start Given records
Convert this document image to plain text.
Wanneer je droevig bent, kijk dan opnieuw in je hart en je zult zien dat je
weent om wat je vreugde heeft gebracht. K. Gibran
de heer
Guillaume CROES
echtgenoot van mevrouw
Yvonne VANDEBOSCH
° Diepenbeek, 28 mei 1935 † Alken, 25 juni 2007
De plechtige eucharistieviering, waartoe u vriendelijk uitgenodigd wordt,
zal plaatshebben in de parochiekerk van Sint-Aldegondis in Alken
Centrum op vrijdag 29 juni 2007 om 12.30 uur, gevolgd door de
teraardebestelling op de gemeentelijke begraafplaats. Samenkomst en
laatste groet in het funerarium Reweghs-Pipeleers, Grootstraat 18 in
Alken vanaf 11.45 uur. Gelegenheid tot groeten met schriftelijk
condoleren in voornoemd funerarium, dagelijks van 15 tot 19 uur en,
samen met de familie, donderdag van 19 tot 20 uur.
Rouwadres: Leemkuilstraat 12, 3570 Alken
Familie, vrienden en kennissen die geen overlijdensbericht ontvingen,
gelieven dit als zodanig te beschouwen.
end Given records
start Given records
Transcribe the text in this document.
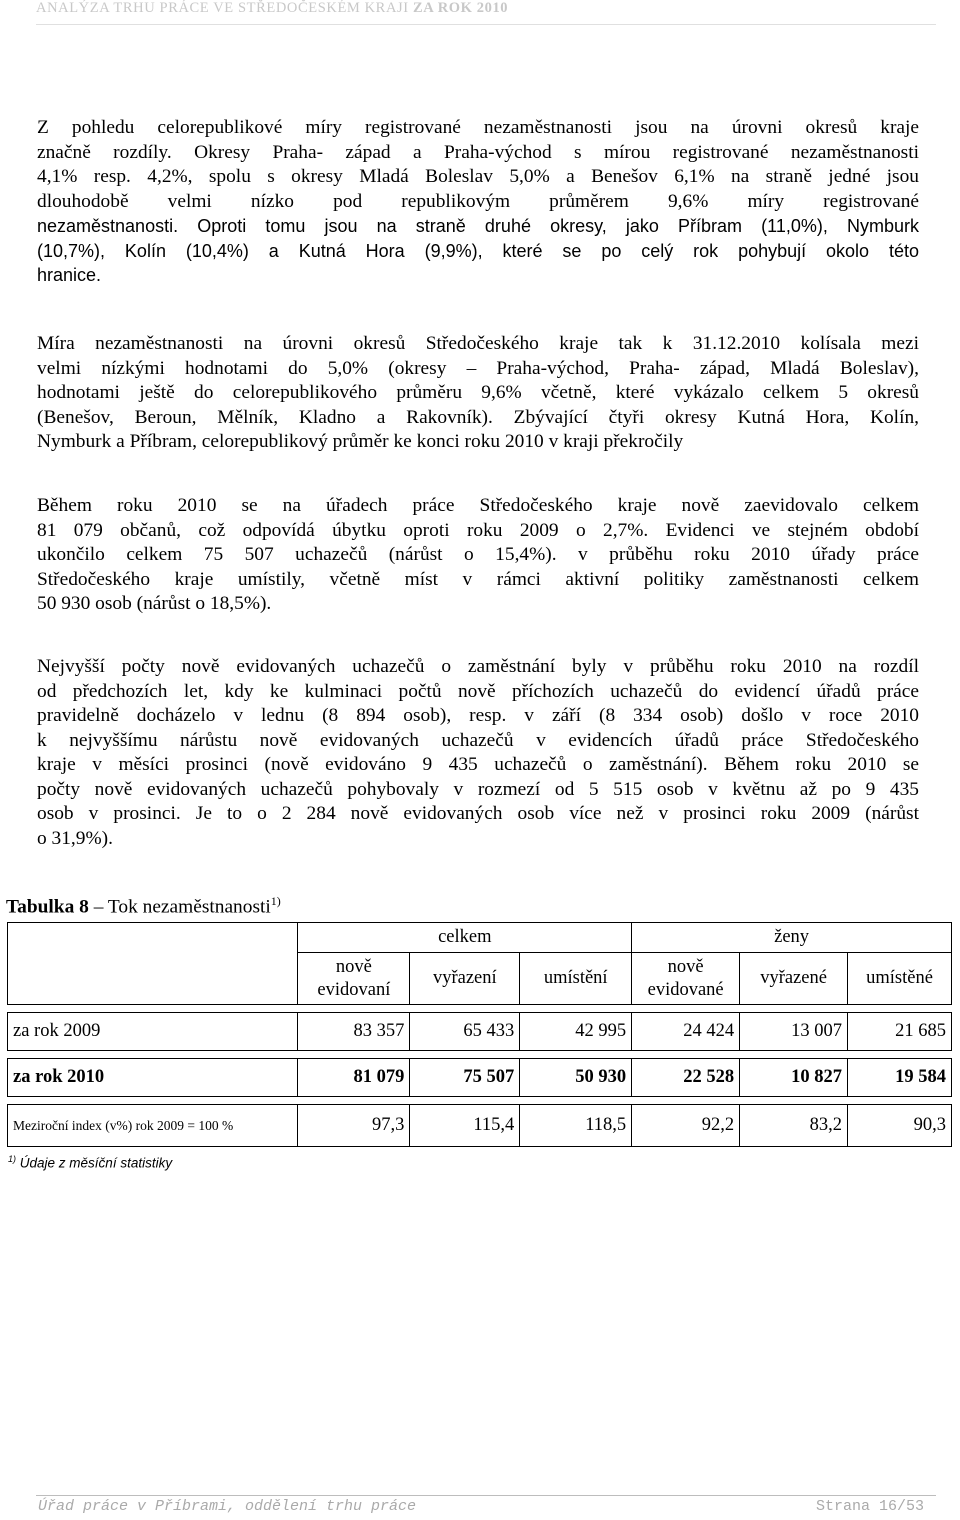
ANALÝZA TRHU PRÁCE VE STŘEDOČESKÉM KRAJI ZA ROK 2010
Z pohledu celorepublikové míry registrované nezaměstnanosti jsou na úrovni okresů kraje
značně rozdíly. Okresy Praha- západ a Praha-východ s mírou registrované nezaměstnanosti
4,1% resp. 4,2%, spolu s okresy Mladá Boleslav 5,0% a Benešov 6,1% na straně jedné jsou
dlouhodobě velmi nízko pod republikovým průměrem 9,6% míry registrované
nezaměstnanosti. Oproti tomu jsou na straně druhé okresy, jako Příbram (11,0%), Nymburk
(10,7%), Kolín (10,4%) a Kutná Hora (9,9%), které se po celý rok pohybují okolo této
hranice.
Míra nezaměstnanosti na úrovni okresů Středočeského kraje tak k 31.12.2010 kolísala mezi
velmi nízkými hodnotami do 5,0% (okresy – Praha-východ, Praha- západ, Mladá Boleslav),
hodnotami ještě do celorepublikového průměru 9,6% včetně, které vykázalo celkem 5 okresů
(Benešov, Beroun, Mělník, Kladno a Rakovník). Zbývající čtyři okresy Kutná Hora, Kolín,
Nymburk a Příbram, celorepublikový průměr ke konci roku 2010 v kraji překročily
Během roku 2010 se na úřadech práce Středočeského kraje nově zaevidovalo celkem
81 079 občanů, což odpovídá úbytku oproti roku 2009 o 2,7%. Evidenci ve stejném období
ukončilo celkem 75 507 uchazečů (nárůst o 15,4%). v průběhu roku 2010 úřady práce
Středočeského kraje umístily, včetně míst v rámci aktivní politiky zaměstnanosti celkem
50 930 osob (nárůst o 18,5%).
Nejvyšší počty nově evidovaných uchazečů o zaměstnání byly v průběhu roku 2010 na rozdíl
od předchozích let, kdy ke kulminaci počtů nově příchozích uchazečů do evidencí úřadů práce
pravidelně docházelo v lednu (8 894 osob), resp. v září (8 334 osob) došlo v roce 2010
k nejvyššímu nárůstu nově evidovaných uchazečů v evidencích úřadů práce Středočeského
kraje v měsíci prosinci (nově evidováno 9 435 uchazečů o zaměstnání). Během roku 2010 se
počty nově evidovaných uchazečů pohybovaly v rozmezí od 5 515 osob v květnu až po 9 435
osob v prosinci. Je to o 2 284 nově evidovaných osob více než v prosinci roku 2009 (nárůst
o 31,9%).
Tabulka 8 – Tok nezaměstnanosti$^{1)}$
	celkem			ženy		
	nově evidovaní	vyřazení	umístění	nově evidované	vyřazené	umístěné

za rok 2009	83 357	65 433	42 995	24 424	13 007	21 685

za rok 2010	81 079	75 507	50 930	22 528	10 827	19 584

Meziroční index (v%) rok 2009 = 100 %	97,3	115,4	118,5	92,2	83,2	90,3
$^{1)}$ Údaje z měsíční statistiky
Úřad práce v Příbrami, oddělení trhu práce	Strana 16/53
end Given records
start Given records
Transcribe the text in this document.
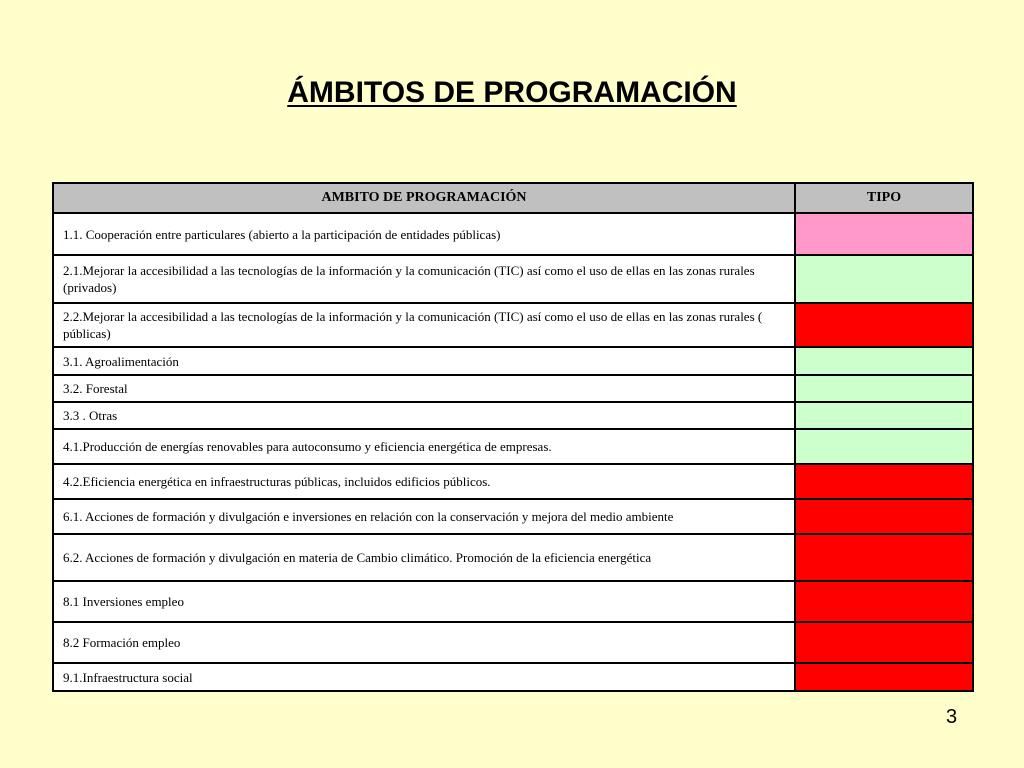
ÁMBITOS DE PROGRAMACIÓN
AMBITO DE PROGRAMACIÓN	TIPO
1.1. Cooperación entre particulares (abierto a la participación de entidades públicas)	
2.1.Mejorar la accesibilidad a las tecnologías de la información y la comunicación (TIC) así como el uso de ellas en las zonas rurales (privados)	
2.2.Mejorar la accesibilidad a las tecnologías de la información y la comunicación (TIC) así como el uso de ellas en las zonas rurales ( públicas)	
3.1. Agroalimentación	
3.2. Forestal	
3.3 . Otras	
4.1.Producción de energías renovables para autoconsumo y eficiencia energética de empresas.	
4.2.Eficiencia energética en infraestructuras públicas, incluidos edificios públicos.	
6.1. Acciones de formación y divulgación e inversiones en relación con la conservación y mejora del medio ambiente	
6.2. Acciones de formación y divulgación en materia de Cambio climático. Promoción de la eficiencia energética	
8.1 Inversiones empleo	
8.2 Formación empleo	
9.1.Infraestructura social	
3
end Given records
Aim
Check each line above for the string "registrované" and show the ones that have it.

Response
Z pohledu celorepublikové míry registrované nezaměstnanosti jsou na úrovni okresů kraje
značně rozdíly. Okresy Praha- západ a Praha-východ s mírou registrované nezaměstnanosti
dlouhodobě velmi nízko pod republikovým průměrem 9,6% míry registrované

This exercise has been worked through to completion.